Data records
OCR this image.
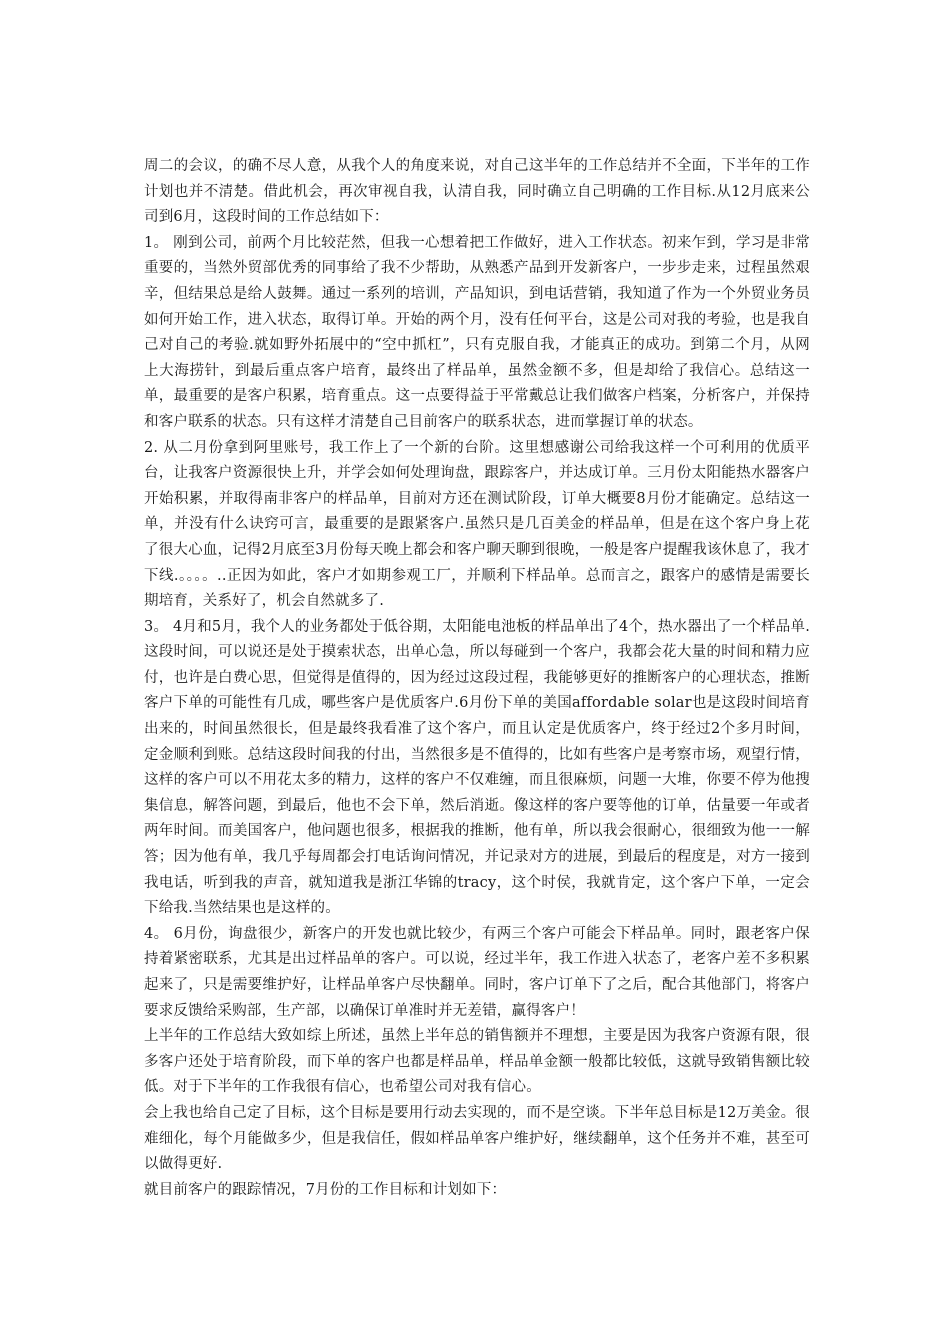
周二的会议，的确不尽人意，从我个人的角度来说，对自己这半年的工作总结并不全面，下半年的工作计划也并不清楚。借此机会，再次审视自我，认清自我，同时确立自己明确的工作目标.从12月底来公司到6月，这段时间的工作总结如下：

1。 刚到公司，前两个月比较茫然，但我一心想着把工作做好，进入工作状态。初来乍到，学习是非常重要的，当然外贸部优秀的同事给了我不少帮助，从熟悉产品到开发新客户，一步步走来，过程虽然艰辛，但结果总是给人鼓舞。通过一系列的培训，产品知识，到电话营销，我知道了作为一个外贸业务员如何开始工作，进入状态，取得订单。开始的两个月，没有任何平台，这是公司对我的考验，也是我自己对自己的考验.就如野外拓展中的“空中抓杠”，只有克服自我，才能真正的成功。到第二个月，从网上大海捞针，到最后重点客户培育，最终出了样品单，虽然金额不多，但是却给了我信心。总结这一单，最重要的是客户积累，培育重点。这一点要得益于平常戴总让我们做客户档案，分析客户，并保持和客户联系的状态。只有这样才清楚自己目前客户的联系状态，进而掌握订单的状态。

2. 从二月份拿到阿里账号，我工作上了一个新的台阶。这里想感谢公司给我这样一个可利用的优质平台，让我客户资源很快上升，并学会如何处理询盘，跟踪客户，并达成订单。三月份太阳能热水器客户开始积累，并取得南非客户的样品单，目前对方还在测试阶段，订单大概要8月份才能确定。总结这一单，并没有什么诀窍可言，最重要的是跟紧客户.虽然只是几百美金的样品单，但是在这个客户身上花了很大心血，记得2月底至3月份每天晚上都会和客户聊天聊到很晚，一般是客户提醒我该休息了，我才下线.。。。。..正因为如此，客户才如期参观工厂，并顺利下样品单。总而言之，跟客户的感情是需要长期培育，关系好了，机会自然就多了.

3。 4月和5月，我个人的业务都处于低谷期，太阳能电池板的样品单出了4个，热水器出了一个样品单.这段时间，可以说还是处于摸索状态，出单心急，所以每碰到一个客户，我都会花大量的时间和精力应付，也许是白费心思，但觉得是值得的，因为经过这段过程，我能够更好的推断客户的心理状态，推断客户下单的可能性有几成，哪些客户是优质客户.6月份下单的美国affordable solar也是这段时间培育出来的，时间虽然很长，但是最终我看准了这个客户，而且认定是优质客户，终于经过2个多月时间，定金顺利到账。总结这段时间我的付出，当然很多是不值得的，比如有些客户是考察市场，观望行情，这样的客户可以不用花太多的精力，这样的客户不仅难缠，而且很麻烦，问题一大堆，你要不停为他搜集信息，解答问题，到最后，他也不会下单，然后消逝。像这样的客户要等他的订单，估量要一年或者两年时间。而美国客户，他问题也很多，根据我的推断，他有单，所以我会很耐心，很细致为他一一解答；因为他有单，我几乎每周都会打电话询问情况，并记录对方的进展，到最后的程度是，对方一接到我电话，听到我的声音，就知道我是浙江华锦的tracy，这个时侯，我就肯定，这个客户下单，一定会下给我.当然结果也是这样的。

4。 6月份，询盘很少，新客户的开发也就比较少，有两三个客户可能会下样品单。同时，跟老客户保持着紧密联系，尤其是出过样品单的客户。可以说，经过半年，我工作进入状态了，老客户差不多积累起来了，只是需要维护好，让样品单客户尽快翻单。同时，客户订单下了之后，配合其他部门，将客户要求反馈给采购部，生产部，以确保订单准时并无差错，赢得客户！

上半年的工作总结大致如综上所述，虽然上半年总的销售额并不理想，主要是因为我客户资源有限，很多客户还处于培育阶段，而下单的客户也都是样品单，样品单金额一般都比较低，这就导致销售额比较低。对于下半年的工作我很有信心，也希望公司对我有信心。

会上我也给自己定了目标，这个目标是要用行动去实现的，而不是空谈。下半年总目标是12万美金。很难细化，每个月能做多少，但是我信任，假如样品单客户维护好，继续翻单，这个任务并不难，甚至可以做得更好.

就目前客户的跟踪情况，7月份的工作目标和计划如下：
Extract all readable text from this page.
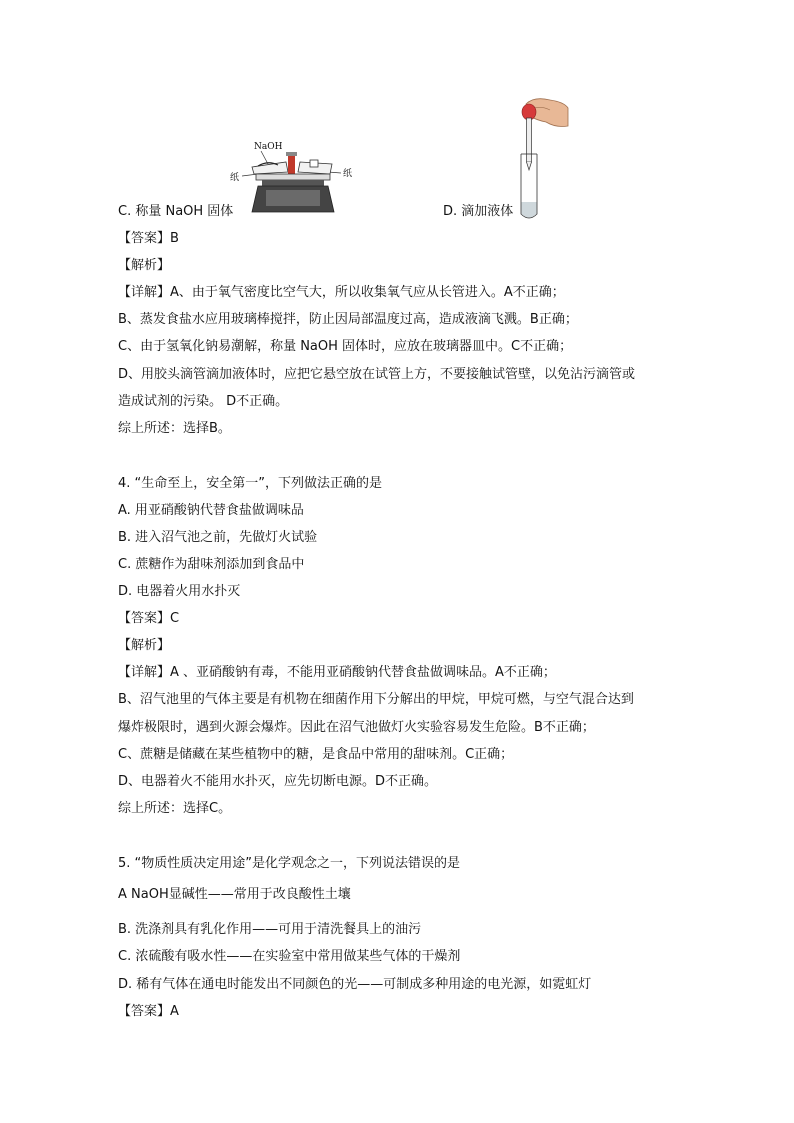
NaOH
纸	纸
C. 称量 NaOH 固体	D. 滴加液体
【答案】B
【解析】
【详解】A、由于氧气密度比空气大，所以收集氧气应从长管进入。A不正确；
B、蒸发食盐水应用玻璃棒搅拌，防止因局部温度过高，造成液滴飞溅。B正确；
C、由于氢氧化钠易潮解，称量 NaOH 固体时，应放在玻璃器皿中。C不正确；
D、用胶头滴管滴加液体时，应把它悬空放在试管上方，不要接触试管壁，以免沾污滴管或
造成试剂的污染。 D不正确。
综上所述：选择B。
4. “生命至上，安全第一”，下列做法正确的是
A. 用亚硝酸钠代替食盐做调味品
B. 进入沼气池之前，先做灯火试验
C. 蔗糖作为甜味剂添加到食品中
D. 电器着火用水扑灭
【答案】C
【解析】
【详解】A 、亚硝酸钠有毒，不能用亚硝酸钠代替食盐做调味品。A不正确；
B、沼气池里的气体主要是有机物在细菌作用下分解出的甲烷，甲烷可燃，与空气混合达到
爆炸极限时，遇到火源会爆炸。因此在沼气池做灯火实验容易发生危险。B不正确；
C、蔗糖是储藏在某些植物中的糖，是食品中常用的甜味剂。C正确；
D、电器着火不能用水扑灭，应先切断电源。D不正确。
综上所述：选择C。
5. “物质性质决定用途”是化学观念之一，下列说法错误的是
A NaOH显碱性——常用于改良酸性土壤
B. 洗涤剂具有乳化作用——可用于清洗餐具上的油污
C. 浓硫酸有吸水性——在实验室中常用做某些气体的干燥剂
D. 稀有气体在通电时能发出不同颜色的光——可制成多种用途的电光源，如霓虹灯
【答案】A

Exercise aim
What you return should match the records above word for word, minus the pictures.

Response for this exercise
OCR this image.
周二的会议，的确不尽人意，从我个人的角度来说，对自己这半年的工作总结并不全面，下半年的工作计划也并不清楚。借此机会，再次审视自我，认清自我，同时确立自己明确的工作目标.从12月底来公司到6月，这段时间的工作总结如下：

1。 刚到公司，前两个月比较茫然，但我一心想着把工作做好，进入工作状态。初来乍到，学习是非常重要的，当然外贸部优秀的同事给了我不少帮助，从熟悉产品到开发新客户，一步步走来，过程虽然艰辛，但结果总是给人鼓舞。通过一系列的培训，产品知识，到电话营销，我知道了作为一个外贸业务员如何开始工作，进入状态，取得订单。开始的两个月，没有任何平台，这是公司对我的考验，也是我自己对自己的考验.就如野外拓展中的“空中抓杠”，只有克服自我，才能真正的成功。到第二个月，从网上大海捞针，到最后重点客户培育，最终出了样品单，虽然金额不多，但是却给了我信心。总结这一单，最重要的是客户积累，培育重点。这一点要得益于平常戴总让我们做客户档案，分析客户，并保持和客户联系的状态。只有这样才清楚自己目前客户的联系状态，进而掌握订单的状态。

2. 从二月份拿到阿里账号，我工作上了一个新的台阶。这里想感谢公司给我这样一个可利用的优质平台，让我客户资源很快上升，并学会如何处理询盘，跟踪客户，并达成订单。三月份太阳能热水器客户开始积累，并取得南非客户的样品单，目前对方还在测试阶段，订单大概要8月份才能确定。总结这一单，并没有什么诀窍可言，最重要的是跟紧客户.虽然只是几百美金的样品单，但是在这个客户身上花了很大心血，记得2月底至3月份每天晚上都会和客户聊天聊到很晚，一般是客户提醒我该休息了，我才下线.。。。。..正因为如此，客户才如期参观工厂，并顺利下样品单。总而言之，跟客户的感情是需要长期培育，关系好了，机会自然就多了.

3。 4月和5月，我个人的业务都处于低谷期，太阳能电池板的样品单出了4个，热水器出了一个样品单.这段时间，可以说还是处于摸索状态，出单心急，所以每碰到一个客户，我都会花大量的时间和精力应付，也许是白费心思，但觉得是值得的，因为经过这段过程，我能够更好的推断客户的心理状态，推断客户下单的可能性有几成，哪些客户是优质客户.6月份下单的美国affordable solar也是这段时间培育出来的，时间虽然很长，但是最终我看准了这个客户，而且认定是优质客户，终于经过2个多月时间，定金顺利到账。总结这段时间我的付出，当然很多是不值得的，比如有些客户是考察市场，观望行情，这样的客户可以不用花太多的精力，这样的客户不仅难缠，而且很麻烦，问题一大堆，你要不停为他搜集信息，解答问题，到最后，他也不会下单，然后消逝。像这样的客户要等他的订单，估量要一年或者两年时间。而美国客户，他问题也很多，根据我的推断，他有单，所以我会很耐心，很细致为他一一解答；因为他有单，我几乎每周都会打电话询问情况，并记录对方的进展，到最后的程度是，对方一接到我电话，听到我的声音，就知道我是浙江华锦的tracy，这个时侯，我就肯定，这个客户下单，一定会下给我.当然结果也是这样的。

4。 6月份，询盘很少，新客户的开发也就比较少，有两三个客户可能会下样品单。同时，跟老客户保持着紧密联系，尤其是出过样品单的客户。可以说，经过半年，我工作进入状态了，老客户差不多积累起来了，只是需要维护好，让样品单客户尽快翻单。同时，客户订单下了之后，配合其他部门，将客户要求反馈给采购部，生产部，以确保订单准时并无差错，赢得客户！

上半年的工作总结大致如综上所述，虽然上半年总的销售额并不理想，主要是因为我客户资源有限，很多客户还处于培育阶段，而下单的客户也都是样品单，样品单金额一般都比较低，这就导致销售额比较低。对于下半年的工作我很有信心，也希望公司对我有信心。

会上我也给自己定了目标，这个目标是要用行动去实现的，而不是空谈。下半年总目标是12万美金。很难细化，每个月能做多少，但是我信任，假如样品单客户维护好，继续翻单，这个任务并不难，甚至可以做得更好.

就目前客户的跟踪情况，7月份的工作目标和计划如下：
Extract all readable text from this page.
NaOH
纸	纸
C. 称量 NaOH 固体	D. 滴加液体
【答案】B
【解析】
【详解】A、由于氧气密度比空气大，所以收集氧气应从长管进入。A不正确；
B、蒸发食盐水应用玻璃棒搅拌，防止因局部温度过高，造成液滴飞溅。B正确；
C、由于氢氧化钠易潮解，称量 NaOH 固体时，应放在玻璃器皿中。C不正确；
D、用胶头滴管滴加液体时，应把它悬空放在试管上方，不要接触试管壁，以免沾污滴管或
造成试剂的污染。 D不正确。
综上所述：选择B。
4. “生命至上，安全第一”，下列做法正确的是
A. 用亚硝酸钠代替食盐做调味品
B. 进入沼气池之前，先做灯火试验
C. 蔗糖作为甜味剂添加到食品中
D. 电器着火用水扑灭
【答案】C
【解析】
【详解】A 、亚硝酸钠有毒，不能用亚硝酸钠代替食盐做调味品。A不正确；
B、沼气池里的气体主要是有机物在细菌作用下分解出的甲烷，甲烷可燃，与空气混合达到
爆炸极限时，遇到火源会爆炸。因此在沼气池做灯火实验容易发生危险。B不正确；
C、蔗糖是储藏在某些植物中的糖，是食品中常用的甜味剂。C正确；
D、电器着火不能用水扑灭，应先切断电源。D不正确。
综上所述：选择C。
5. “物质性质决定用途”是化学观念之一，下列说法错误的是
A NaOH显碱性——常用于改良酸性土壤
B. 洗涤剂具有乳化作用——可用于清洗餐具上的油污
C. 浓硫酸有吸水性——在实验室中常用做某些气体的干燥剂
D. 稀有气体在通电时能发出不同颜色的光——可制成多种用途的电光源，如霓虹灯
【答案】A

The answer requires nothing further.